→ STATED TASK
Find every line with the word "document" and report how many there are, without any other text.

→ RECORDS FOR THIS TASK
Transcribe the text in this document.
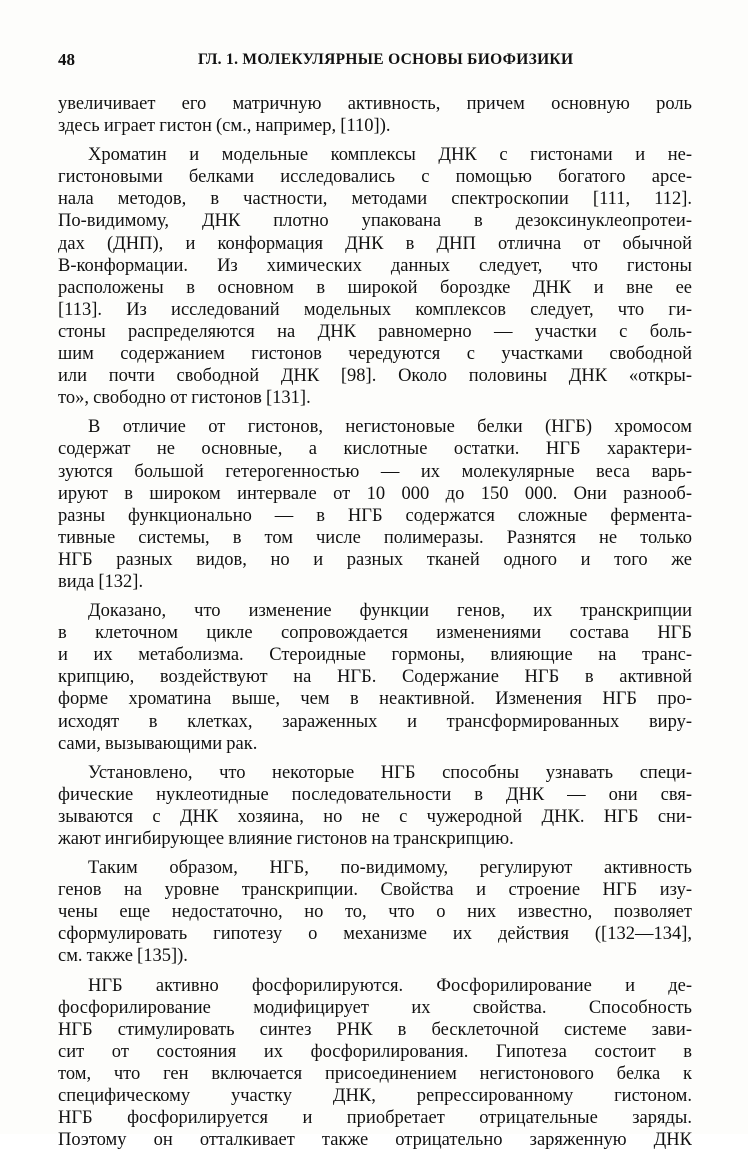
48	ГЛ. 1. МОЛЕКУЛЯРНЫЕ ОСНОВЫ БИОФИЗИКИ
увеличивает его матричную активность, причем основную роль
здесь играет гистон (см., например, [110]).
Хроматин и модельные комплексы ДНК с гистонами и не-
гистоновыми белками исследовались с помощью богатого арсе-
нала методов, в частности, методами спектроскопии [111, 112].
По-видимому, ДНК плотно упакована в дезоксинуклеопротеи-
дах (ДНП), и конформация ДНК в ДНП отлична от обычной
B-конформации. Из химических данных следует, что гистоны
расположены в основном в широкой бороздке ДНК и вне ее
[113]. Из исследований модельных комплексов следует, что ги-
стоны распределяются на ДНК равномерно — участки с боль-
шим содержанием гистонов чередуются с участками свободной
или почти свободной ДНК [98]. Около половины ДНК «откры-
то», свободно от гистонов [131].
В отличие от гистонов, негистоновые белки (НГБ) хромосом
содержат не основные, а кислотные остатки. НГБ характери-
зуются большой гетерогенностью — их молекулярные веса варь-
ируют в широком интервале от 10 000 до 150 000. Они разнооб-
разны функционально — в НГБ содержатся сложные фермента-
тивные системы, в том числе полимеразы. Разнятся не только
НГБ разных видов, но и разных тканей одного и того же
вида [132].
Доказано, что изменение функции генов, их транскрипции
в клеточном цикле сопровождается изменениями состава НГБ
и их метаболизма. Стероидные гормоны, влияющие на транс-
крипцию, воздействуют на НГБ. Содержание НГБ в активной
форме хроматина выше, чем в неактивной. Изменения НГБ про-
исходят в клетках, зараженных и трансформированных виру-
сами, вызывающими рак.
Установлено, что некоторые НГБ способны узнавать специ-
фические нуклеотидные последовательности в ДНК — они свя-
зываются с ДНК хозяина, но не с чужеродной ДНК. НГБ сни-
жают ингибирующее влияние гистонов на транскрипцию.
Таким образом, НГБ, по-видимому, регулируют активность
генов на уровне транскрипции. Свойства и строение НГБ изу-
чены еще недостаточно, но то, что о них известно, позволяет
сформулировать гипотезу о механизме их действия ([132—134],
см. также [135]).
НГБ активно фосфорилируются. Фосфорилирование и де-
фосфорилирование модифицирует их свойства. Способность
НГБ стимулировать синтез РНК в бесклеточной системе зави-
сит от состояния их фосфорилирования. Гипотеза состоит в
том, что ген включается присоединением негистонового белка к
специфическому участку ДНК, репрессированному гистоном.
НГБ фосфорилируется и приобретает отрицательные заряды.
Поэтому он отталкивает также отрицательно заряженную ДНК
...
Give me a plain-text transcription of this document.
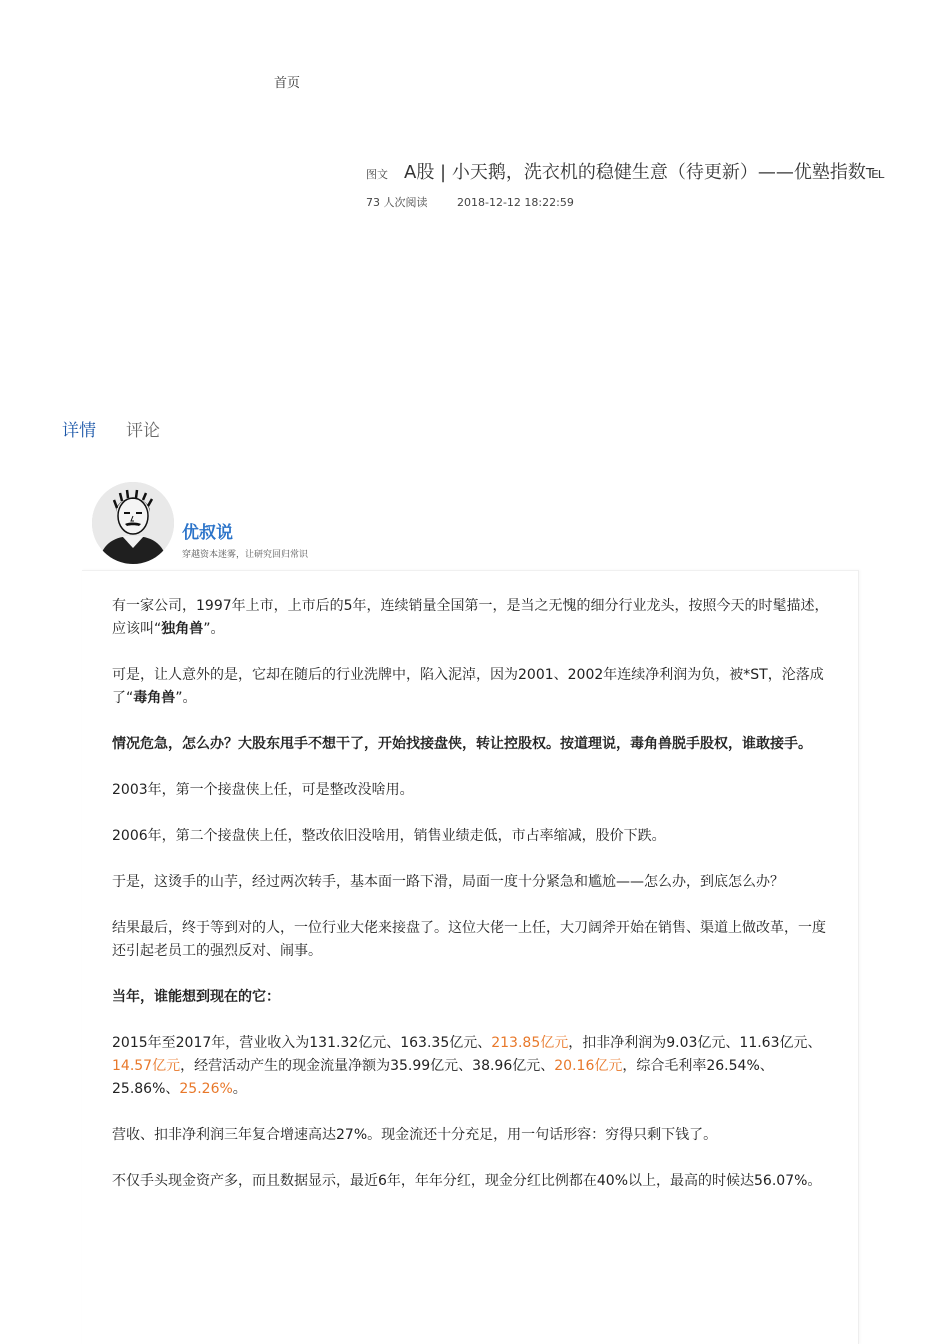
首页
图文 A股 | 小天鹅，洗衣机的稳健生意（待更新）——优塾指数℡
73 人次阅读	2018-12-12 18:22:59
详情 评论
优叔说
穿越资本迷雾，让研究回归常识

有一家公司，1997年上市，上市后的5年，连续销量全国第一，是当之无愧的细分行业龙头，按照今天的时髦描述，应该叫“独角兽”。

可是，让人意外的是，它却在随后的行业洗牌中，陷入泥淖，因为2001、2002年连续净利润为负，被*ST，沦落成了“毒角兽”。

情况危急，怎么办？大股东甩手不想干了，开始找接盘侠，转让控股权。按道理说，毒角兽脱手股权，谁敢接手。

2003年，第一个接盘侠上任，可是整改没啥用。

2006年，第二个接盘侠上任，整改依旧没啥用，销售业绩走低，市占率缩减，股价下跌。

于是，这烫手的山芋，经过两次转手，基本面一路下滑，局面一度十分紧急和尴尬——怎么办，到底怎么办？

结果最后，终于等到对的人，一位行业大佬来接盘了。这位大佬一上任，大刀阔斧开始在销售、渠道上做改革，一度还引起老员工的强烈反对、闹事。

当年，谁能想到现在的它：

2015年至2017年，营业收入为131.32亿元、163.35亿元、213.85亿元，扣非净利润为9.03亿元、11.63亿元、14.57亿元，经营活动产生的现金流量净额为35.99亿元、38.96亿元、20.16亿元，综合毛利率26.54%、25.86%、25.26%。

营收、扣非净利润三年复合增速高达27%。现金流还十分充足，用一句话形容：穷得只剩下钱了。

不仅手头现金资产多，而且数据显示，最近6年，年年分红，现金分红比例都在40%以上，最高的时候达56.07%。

→ SOLUTION FOR THIS PROBLEM
2